▸ The request: Show only lines that include "картине".

________

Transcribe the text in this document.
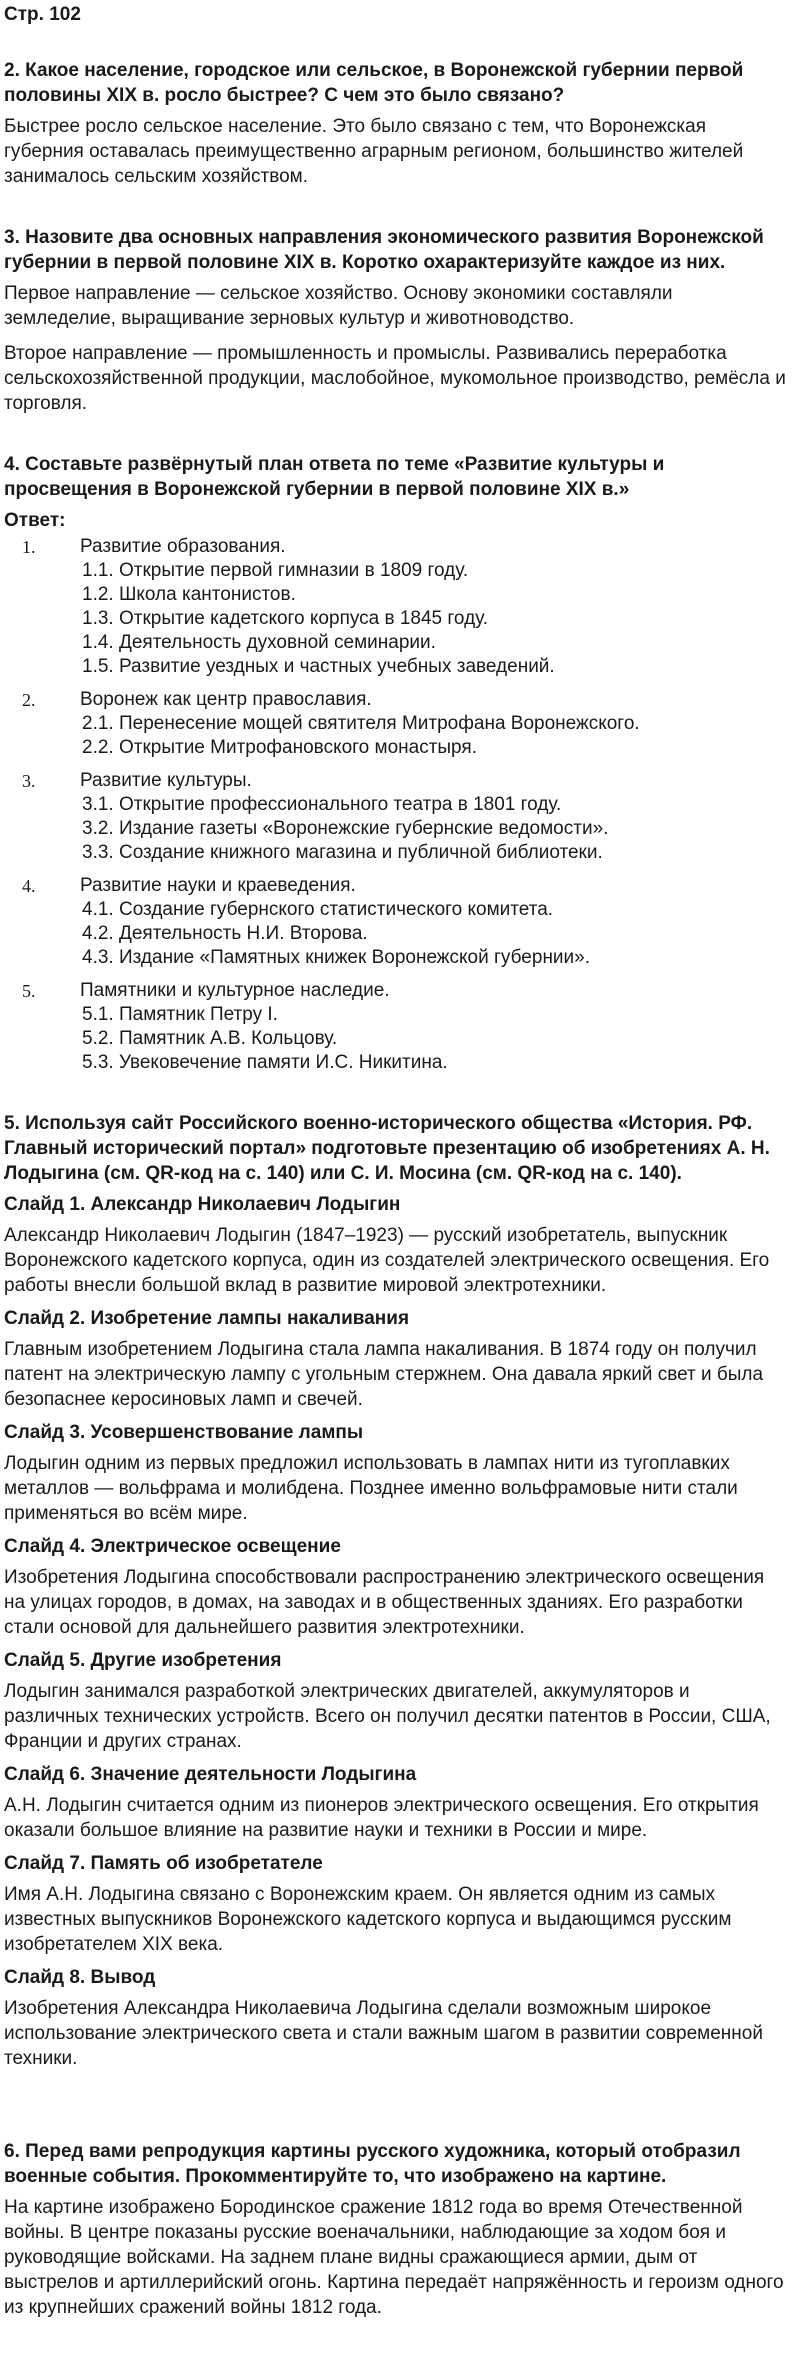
Стр. 102
2. Какое население, городское или сельское, в Воронежской губернии первой половины XIX в. росло быстрее? С чем это было связано?
Быстрее росло сельское население. Это было связано с тем, что Воронежская губерния оставалась преимущественно аграрным регионом, большинство жителей занималось сельским хозяйством.
3. Назовите два основных направления экономического развития Воронежской губернии в первой половине XIX в. Коротко охарактеризуйте каждое из них.
Первое направление — сельское хозяйство. Основу экономики составляли земледелие, выращивание зерновых культур и животноводство.
Второе направление — промышленность и промыслы. Развивались переработка сельскохозяйственной продукции, маслобойное, мукомольное производство, ремёсла и торговля.
4. Составьте развёрнутый план ответа по теме «Развитие культуры и просвещения в Воронежской губернии в первой половине XIX в.»
Ответ:
1.	Развитие образования.
1.1. Открытие первой гимназии в 1809 году.
1.2. Школа кантонистов.
1.3. Открытие кадетского корпуса в 1845 году.
1.4. Деятельность духовной семинарии.
1.5. Развитие уездных и частных учебных заведений.
2.	Воронеж как центр православия.
2.1. Перенесение мощей святителя Митрофана Воронежского.
2.2. Открытие Митрофановского монастыря.
3.	Развитие культуры.
3.1. Открытие профессионального театра в 1801 году.
3.2. Издание газеты «Воронежские губернские ведомости».
3.3. Создание книжного магазина и публичной библиотеки.
4.	Развитие науки и краеведения.
4.1. Создание губернского статистического комитета.
4.2. Деятельность Н.И. Второва.
4.3. Издание «Памятных книжек Воронежской губернии».
5.	Памятники и культурное наследие.
5.1. Памятник Петру I.
5.2. Памятник А.В. Кольцову.
5.3. Увековечение памяти И.С. Никитина.
5. Используя сайт Российского военно-исторического общества «История. РФ. Главный исторический портал» подготовьте презентацию об изобретениях А. Н. Лодыгина (см. QR-код на с. 140) или С. И. Мосина (см. QR-код на с. 140).
Слайд 1. Александр Николаевич Лодыгин
Александр Николаевич Лодыгин (1847–1923) — русский изобретатель, выпускник Воронежского кадетского корпуса, один из создателей электрического освещения. Его работы внесли большой вклад в развитие мировой электротехники.
Слайд 2. Изобретение лампы накаливания
Главным изобретением Лодыгина стала лампа накаливания. В 1874 году он получил патент на электрическую лампу с угольным стержнем. Она давала яркий свет и была безопаснее керосиновых ламп и свечей.
Слайд 3. Усовершенствование лампы
Лодыгин одним из первых предложил использовать в лампах нити из тугоплавких металлов — вольфрама и молибдена. Позднее именно вольфрамовые нити стали применяться во всём мире.
Слайд 4. Электрическое освещение
Изобретения Лодыгина способствовали распространению электрического освещения на улицах городов, в домах, на заводах и в общественных зданиях. Его разработки стали основой для дальнейшего развития электротехники.
Слайд 5. Другие изобретения
Лодыгин занимался разработкой электрических двигателей, аккумуляторов и различных технических устройств. Всего он получил десятки патентов в России, США, Франции и других странах.
Слайд 6. Значение деятельности Лодыгина
А.Н. Лодыгин считается одним из пионеров электрического освещения. Его открытия оказали большое влияние на развитие науки и техники в России и мире.
Слайд 7. Память об изобретателе
Имя А.Н. Лодыгина связано с Воронежским краем. Он является одним из самых известных выпускников Воронежского кадетского корпуса и выдающимся русским изобретателем XIX века.
Слайд 8. Вывод
Изобретения Александра Николаевича Лодыгина сделали возможным широкое использование электрического света и стали важным шагом в развитии современной техники.
6. Перед вами репродукция картины русского художника, который отобразил военные события. Прокомментируйте то, что изображено на картине.
На картине изображено Бородинское сражение 1812 года во время Отечественной войны. В центре показаны русские военачальники, наблюдающие за ходом боя и руководящие войсками. На заднем плане видны сражающиеся армии, дым от выстрелов и артиллерийский огонь. Картина передаёт напряжённость и героизм одного из крупнейших сражений войны 1812 года.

________

▸ The completed task:
6. Перед вами репродукция картины русского художника, который отобразил военные события. Прокомментируйте то, что изображено на картине.
На картине изображено Бородинское сражение 1812 года во время Отечественной войны. В центре показаны русские военачальники, наблюдающие за ходом боя и руководящие войсками. На заднем плане видны сражающиеся армии, дым от выстрелов и артиллерийский огонь. Картина передаёт напряжённость и героизм одного из крупнейших сражений войны 1812 года.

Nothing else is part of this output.